> _PAGE_:
● ● ●

On or about September 25, 2006, the petitioner mentioned to Steven A. Swidler, one of his attorneys, that the appellant was once convicted of a felony. Swidler, realizing that under the circumstances, the appellant was legally disqualified from serving as a guardian for the property management of an incapacitated person (see 22 NYCRR 36.2 [c] [7]), pointed this out to the cross petitioners. The cross petitioners, who had been unaware of the impact of the appellant’s conviction upon the appellant’s ability to serve as a guardian for the property management of an incapacitated person, never disclosed the conviction to their attorney.

Soon after being advised of the significance of the appellant’s conviction, the cross petitioners, on November 13, 2006, informed the court they were withdrawing the cross petition and consenting to the petitioner’s appointment as guardian. Thus, in a judgment entered January 11, 2007, the court, inter alia, “Ordered and adjudged . . . that the cross-petition” was “withdrawn,” declared the power of attorney inoperative, and appointed the petitioner guardian for the personal needs and property management of Ernestine R.

Approximately six months later, the petitioner, arguing that the filing of the cross petition was “frivolous,” moved, in effect, for an award of an attorney’s fee pursuant to 22 NYCRR 130-1.1 both for Swidler and his other attorney, Allison Guthrie Fischer. In the order appealed from, as amended, the court, finding, among other things, that the appellant’s “conduct . . . constituted frivolous conduct,” granted the motion to the extent of directing the appellant to pay the petitioner’s attorneys the *876total sum of $21,720. In addition, the court directed the appellant to pay the court-appointed court evaluator the sum of $4,162.50. We reverse.

Attorneys fees, incidents of litigation, cannot be awarded unless authorized by statute, court rule, or agreement between the parties (see Matter of Hayevsky, 302 AD2d 524, 525 [2003]). 22 NYCRR 130-1.1, a court rule intended to limit frivolous and harassing behavior (see Doe v Karpf, 58 AD3d 669 [2009]), authorizes a court, in its discretion, to award to any party or attorney in a civil action reasonable attorneys fees resulting from conduct found to be “frivolous.” Among the types of conduct that will be considered frivolous are those determined to be “completely without merit in law,” or “undertaken primarily to delay or prolong the resolution of the litigation, or to harass or maliciously injure another” (22 NYCRR 130-1.1 [c] [1], [2]; see Glenn v Annunziata, 53 AD3d 565, 566 [2008]). In making that determination, the court must consider “the circumstances under which the conduct took place,” and “whether or not the conduct was continued when its lack of legal or factual basis was apparent [or] should have been apparent” (22 NYCRR 130-1.1 [c]; see Glenn v Annunziata, 53 AD3d at 566).

Here, in light of, among other things, the appellant’s understandable objection to the petition based on the power of attorney, his lack of awareness of the impact of his conviction upon his ability to be appointed a guardian for the property management of an incapacitated person, and his prompt withdrawal of the cross petition upon being advised of that impact, we conclude that the appellant did not engage in any frivolous conduct. Accordingly, the Supreme Court improvidently exercised its discretion in directing him to pay the petitioner’s attorney’s fee and the court evaluator’s fee pursuant to 22 NYCRR 130-1.1 as a sanction for frivolous conduct. Furthermore, under the circumstances, the Supreme Court had no other basis for requiring the appellant to pay those fees (cf. Matter of Hayevsky, 302 AD2d at 525).

The appellant’s remaining contentions have been rendered academic in light of our determination. Mastro, J.P., Covello, Eng and Leventhal, JJ., concur.

● ● ●

> _EXTRACTED INFORMATION_:

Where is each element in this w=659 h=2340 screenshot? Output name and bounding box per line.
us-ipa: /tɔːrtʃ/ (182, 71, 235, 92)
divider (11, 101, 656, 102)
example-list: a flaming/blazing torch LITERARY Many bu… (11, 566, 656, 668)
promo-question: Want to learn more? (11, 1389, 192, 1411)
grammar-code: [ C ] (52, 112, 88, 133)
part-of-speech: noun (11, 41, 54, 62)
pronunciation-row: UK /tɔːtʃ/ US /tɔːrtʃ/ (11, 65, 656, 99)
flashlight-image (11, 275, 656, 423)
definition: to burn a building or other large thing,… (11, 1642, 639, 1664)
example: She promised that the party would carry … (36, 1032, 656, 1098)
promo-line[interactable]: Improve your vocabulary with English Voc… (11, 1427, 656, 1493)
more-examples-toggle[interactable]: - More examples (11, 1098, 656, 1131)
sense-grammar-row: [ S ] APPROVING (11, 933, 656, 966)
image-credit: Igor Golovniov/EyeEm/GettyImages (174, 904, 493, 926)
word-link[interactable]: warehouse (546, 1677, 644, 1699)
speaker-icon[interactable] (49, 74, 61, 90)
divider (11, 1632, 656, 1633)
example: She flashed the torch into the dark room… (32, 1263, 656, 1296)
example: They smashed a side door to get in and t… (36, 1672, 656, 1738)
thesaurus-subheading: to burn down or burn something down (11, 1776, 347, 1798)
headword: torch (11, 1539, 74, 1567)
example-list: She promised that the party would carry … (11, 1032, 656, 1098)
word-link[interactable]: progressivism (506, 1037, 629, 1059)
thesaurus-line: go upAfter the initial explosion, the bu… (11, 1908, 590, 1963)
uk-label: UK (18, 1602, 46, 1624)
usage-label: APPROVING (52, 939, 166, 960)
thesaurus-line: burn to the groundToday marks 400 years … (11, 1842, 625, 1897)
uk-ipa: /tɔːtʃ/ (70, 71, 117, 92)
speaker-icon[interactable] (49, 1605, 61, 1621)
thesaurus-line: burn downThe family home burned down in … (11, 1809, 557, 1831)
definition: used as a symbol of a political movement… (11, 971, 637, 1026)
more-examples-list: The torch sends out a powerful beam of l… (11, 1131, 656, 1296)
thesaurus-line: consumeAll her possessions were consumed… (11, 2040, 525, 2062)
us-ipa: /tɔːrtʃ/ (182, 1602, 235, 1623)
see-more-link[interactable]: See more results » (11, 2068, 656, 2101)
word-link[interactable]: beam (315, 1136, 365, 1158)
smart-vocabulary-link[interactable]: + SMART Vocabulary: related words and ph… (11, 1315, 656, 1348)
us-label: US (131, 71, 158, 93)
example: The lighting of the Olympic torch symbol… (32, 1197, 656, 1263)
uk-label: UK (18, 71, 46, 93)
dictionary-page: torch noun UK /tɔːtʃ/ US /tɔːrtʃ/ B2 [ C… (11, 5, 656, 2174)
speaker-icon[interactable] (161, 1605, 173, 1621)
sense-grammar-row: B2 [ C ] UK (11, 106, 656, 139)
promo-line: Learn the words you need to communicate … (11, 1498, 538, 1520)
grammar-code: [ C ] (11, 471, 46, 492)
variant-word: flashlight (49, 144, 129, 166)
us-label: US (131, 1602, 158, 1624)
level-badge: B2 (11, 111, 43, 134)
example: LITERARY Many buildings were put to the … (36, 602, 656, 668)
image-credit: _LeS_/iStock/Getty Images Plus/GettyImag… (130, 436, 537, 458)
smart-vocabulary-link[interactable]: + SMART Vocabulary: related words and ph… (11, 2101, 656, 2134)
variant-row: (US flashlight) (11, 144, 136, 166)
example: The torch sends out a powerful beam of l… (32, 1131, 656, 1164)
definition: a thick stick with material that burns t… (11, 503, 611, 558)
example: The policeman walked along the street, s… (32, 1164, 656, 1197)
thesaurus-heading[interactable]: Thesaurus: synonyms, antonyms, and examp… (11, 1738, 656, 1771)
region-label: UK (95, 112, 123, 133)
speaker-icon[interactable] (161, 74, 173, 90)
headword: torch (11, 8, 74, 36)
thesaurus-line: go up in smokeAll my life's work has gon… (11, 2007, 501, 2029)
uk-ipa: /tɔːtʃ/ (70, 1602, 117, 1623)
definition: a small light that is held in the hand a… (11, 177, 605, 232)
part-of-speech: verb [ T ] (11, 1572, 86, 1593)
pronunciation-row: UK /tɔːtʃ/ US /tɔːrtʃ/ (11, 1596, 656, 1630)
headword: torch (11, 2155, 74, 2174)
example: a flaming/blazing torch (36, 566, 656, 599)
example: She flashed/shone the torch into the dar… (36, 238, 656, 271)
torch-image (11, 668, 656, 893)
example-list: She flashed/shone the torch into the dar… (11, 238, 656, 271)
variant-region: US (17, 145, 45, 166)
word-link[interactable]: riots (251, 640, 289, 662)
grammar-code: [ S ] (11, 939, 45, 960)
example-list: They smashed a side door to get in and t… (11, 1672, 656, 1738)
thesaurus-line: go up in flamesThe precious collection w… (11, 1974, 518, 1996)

● ● ●

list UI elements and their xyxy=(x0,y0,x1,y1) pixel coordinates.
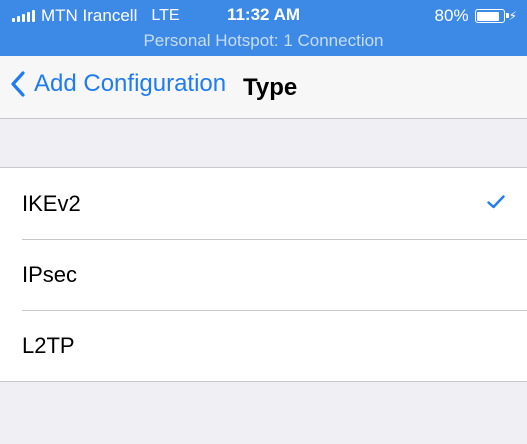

● ● ●

> _YOUR TASKS_:
1) Answer each question from the decision:
(a) On what date did the cross petitioners tell the court they were withdrawing the cross petition?
(b) What total sum was the appellant directed to pay the petitioner's attorneys?
(c) Which court rule does the decision describe as intended to limit frivolous and harassing behavior?
2) Copy out the part of the decision that opens with the words containing "Approximately six months" and closes with "of $4,162.50. We reverse.".
Answer from the decision alone, without the records.

> _RESULTS IN ORDER_:
1)
(a) November 13, 2006
(b) $21,720
(c) 22 NYCRR 130-1.1

2)
Approximately six months later, the petitioner, arguing that the filing of the cross petition was “frivolous,” moved, in effect, for an award of an attorney’s fee pursuant to 22 NYCRR 130-1.1 both for Swidler and his other attorney, Allison Guthrie Fischer. In the order appealed from, as amended, the court, finding, among other things, that the appellant’s “conduct . . . constituted frivolous conduct,” granted the motion to the extent of directing the appellant to pay the petitioner’s attorneys the *876total sum of $21,720. In addition, the court directed the appellant to pay the court-appointed court evaluator the sum of $4,162.50. We reverse.